_WHAT IS ASKED_.
Below is a set of records; print all of them exactly as written.

----------------

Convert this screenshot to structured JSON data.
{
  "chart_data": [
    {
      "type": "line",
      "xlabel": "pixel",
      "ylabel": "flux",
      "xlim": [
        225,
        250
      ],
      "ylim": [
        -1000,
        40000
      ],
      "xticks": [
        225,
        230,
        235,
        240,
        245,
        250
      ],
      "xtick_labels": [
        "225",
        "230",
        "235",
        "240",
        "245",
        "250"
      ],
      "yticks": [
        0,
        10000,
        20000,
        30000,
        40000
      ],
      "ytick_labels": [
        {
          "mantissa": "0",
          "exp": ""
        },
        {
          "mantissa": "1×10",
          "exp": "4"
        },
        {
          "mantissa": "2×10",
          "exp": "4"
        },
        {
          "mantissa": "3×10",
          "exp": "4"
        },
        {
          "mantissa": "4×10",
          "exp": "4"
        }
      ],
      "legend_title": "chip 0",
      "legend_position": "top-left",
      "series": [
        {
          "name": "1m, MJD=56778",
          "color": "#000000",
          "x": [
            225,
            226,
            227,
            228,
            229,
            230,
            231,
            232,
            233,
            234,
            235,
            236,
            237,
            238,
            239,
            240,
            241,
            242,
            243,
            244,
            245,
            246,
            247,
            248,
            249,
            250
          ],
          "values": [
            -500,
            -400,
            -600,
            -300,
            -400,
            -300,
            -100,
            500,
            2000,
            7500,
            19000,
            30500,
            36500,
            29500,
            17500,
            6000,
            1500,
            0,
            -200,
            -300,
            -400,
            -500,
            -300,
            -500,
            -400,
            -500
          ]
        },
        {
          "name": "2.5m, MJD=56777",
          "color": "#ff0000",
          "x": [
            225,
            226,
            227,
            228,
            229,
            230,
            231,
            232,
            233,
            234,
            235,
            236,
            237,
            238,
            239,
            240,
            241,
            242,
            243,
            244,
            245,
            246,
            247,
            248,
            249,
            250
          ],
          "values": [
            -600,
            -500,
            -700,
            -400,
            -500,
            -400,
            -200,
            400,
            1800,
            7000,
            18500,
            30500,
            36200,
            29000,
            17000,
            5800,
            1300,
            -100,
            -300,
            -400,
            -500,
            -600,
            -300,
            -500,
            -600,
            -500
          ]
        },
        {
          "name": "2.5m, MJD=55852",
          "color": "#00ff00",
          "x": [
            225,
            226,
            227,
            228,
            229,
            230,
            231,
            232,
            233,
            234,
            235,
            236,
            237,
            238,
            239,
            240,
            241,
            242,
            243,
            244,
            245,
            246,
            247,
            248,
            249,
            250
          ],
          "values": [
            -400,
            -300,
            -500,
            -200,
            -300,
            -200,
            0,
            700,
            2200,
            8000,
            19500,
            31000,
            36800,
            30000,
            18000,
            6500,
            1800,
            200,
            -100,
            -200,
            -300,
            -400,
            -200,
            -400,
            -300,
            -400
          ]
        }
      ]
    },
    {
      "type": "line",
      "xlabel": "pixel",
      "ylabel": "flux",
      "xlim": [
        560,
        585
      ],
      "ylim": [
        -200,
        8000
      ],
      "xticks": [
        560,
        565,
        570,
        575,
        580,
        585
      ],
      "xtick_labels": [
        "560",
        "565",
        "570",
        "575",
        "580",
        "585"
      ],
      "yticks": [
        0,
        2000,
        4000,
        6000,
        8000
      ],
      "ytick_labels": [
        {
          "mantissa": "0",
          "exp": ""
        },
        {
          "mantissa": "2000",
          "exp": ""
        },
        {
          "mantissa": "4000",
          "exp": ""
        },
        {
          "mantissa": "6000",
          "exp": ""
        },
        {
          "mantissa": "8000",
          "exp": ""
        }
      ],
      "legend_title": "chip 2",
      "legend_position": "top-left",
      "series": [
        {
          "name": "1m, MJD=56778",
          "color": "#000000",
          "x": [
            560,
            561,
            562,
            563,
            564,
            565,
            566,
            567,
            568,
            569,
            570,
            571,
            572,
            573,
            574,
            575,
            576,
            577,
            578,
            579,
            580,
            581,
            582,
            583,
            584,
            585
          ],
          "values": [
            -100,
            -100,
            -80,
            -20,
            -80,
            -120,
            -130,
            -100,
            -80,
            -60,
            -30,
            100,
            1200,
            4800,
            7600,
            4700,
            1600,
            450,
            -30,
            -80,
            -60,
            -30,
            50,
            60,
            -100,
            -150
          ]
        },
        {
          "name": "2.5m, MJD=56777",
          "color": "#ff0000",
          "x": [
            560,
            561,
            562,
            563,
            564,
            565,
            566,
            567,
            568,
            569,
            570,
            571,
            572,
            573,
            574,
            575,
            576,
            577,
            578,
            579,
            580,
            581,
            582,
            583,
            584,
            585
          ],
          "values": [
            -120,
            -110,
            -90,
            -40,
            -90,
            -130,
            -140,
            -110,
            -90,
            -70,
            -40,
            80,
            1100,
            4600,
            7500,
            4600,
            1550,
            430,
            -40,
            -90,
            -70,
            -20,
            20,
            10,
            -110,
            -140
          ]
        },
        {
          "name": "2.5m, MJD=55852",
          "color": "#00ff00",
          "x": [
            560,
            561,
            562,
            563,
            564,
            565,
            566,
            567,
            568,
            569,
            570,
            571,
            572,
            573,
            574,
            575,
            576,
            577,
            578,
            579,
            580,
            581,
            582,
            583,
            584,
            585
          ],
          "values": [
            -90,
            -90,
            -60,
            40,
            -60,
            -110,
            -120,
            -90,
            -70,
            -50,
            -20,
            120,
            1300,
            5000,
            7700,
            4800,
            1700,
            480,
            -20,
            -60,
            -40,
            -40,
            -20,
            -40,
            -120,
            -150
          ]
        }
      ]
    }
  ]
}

----------------

_EXPECTED OUTPUT_.
Convert this screenshot to structured JSON data.
{
  "chart_data": [
    {
      "type": "line",
      "xlabel": "pixel",
      "ylabel": "flux",
      "xlim": [
        225,
        250
      ],
      "ylim": [
        -1000,
        40000
      ],
      "xticks": [
        225,
        230,
        235,
        240,
        245,
        250
      ],
      "xtick_labels": [
        "225",
        "230",
        "235",
        "240",
        "245",
        "250"
      ],
      "yticks": [
        0,
        10000,
        20000,
        30000,
        40000
      ],
      "ytick_labels": [
        {
          "mantissa": "0",
          "exp": ""
        },
        {
          "mantissa": "1×10",
          "exp": "4"
        },
        {
          "mantissa": "2×10",
          "exp": "4"
        },
        {
          "mantissa": "3×10",
          "exp": "4"
        },
        {
          "mantissa": "4×10",
          "exp": "4"
        }
      ],
      "legend_title": "chip 0",
      "legend_position": "top-left",
      "series": [
        {
          "name": "1m, MJD=56778",
          "color": "#000000",
          "x": [
            225,
            226,
            227,
            228,
            229,
            230,
            231,
            232,
            233,
            234,
            235,
            236,
            237,
            238,
            239,
            240,
            241,
            242,
            243,
            244,
            245,
            246,
            247,
            248,
            249,
            250
          ],
          "values": [
            -500,
            -400,
            -600,
            -300,
            -400,
            -300,
            -100,
            500,
            2000,
            7500,
            19000,
            30500,
            36500,
            29500,
            17500,
            6000,
            1500,
            0,
            -200,
            -300,
            -400,
            -500,
            -300,
            -500,
            -400,
            -500
          ]
        },
        {
          "name": "2.5m, MJD=56777",
          "color": "#ff0000",
          "x": [
            225,
            226,
            227,
            228,
            229,
            230,
            231,
            232,
            233,
            234,
            235,
            236,
            237,
            238,
            239,
            240,
            241,
            242,
            243,
            244,
            245,
            246,
            247,
            248,
            249,
            250
          ],
          "values": [
            -600,
            -500,
            -700,
            -400,
            -500,
            -400,
            -200,
            400,
            1800,
            7000,
            18500,
            30500,
            36200,
            29000,
            17000,
            5800,
            1300,
            -100,
            -300,
            -400,
            -500,
            -600,
            -300,
            -500,
            -600,
            -500
          ]
        },
        {
          "name": "2.5m, MJD=55852",
          "color": "#00ff00",
          "x": [
            225,
            226,
            227,
            228,
            229,
            230,
            231,
            232,
            233,
            234,
            235,
            236,
            237,
            238,
            239,
            240,
            241,
            242,
            243,
            244,
            245,
            246,
            247,
            248,
            249,
            250
          ],
          "values": [
            -400,
            -300,
            -500,
            -200,
            -300,
            -200,
            0,
            700,
            2200,
            8000,
            19500,
            31000,
            36800,
            30000,
            18000,
            6500,
            1800,
            200,
            -100,
            -200,
            -300,
            -400,
            -200,
            -400,
            -300,
            -400
          ]
        }
      ]
    },
    {
      "type": "line",
      "xlabel": "pixel",
      "ylabel": "flux",
      "xlim": [
        560,
        585
      ],
      "ylim": [
        -200,
        8000
      ],
      "xticks": [
        560,
        565,
        570,
        575,
        580,
        585
      ],
      "xtick_labels": [
        "560",
        "565",
        "570",
        "575",
        "580",
        "585"
      ],
      "yticks": [
        0,
        2000,
        4000,
        6000,
        8000
      ],
      "ytick_labels": [
        {
          "mantissa": "0",
          "exp": ""
        },
        {
          "mantissa": "2000",
          "exp": ""
        },
        {
          "mantissa": "4000",
          "exp": ""
        },
        {
          "mantissa": "6000",
          "exp": ""
        },
        {
          "mantissa": "8000",
          "exp": ""
        }
      ],
      "legend_title": "chip 2",
      "legend_position": "top-left",
      "series": [
        {
          "name": "1m, MJD=56778",
          "color": "#000000",
          "x": [
            560,
            561,
            562,
            563,
            564,
            565,
            566,
            567,
            568,
            569,
            570,
            571,
            572,
            573,
            574,
            575,
            576,
            577,
            578,
            579,
            580,
            581,
            582,
            583,
            584,
            585
          ],
          "values": [
            -100,
            -100,
            -80,
            -20,
            -80,
            -120,
            -130,
            -100,
            -80,
            -60,
            -30,
            100,
            1200,
            4800,
            7600,
            4700,
            1600,
            450,
            -30,
            -80,
            -60,
            -30,
            50,
            60,
            -100,
            -150
          ]
        },
        {
          "name": "2.5m, MJD=56777",
          "color": "#ff0000",
          "x": [
            560,
            561,
            562,
            563,
            564,
            565,
            566,
            567,
            568,
            569,
            570,
            571,
            572,
            573,
            574,
            575,
            576,
            577,
            578,
            579,
            580,
            581,
            582,
            583,
            584,
            585
          ],
          "values": [
            -120,
            -110,
            -90,
            -40,
            -90,
            -130,
            -140,
            -110,
            -90,
            -70,
            -40,
            80,
            1100,
            4600,
            7500,
            4600,
            1550,
            430,
            -40,
            -90,
            -70,
            -20,
            20,
            10,
            -110,
            -140
          ]
        },
        {
          "name": "2.5m, MJD=55852",
          "color": "#00ff00",
          "x": [
            560,
            561,
            562,
            563,
            564,
            565,
            566,
            567,
            568,
            569,
            570,
            571,
            572,
            573,
            574,
            575,
            576,
            577,
            578,
            579,
            580,
            581,
            582,
            583,
            584,
            585
          ],
          "values": [
            -90,
            -90,
            -60,
            40,
            -60,
            -110,
            -120,
            -90,
            -70,
            -50,
            -20,
            120,
            1300,
            5000,
            7700,
            4800,
            1700,
            480,
            -20,
            -60,
            -40,
            -40,
            -20,
            -40,
            -120,
            -150
          ]
        }
      ]
    }
  ]
}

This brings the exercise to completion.